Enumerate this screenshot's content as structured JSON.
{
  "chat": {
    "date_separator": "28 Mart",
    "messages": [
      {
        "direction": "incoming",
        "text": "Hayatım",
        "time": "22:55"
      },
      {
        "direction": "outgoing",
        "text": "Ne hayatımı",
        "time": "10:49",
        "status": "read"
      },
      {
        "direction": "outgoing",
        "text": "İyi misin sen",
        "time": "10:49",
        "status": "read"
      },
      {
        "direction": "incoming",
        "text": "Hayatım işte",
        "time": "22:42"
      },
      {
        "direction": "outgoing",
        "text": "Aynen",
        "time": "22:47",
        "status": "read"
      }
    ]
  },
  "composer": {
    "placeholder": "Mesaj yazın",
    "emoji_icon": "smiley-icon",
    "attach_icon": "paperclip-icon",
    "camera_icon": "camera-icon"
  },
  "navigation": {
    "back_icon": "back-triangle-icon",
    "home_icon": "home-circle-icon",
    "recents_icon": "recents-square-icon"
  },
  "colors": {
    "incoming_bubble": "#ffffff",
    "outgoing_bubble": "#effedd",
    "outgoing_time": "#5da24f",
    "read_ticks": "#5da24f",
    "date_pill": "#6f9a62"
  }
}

◆ ◆ ◆ ◆

▶ **YOUR GOAL**
Nothing in the listing may be changed; retype it all exactly.

▶ **WRITTEN REPLY**
Enumerate this screenshot's content as structured JSON.
{
  "chat": {
    "date_separator": "28 Mart",
    "messages": [
      {
        "direction": "incoming",
        "text": "Hayatım",
        "time": "22:55"
      },
      {
        "direction": "outgoing",
        "text": "Ne hayatımı",
        "time": "10:49",
        "status": "read"
      },
      {
        "direction": "outgoing",
        "text": "İyi misin sen",
        "time": "10:49",
        "status": "read"
      },
      {
        "direction": "incoming",
        "text": "Hayatım işte",
        "time": "22:42"
      },
      {
        "direction": "outgoing",
        "text": "Aynen",
        "time": "22:47",
        "status": "read"
      }
    ]
  },
  "composer": {
    "placeholder": "Mesaj yazın",
    "emoji_icon": "smiley-icon",
    "attach_icon": "paperclip-icon",
    "camera_icon": "camera-icon"
  },
  "navigation": {
    "back_icon": "back-triangle-icon",
    "home_icon": "home-circle-icon",
    "recents_icon": "recents-square-icon"
  },
  "colors": {
    "incoming_bubble": "#ffffff",
    "outgoing_bubble": "#effedd",
    "outgoing_time": "#5da24f",
    "read_ticks": "#5da24f",
    "date_pill": "#6f9a62"
  }
}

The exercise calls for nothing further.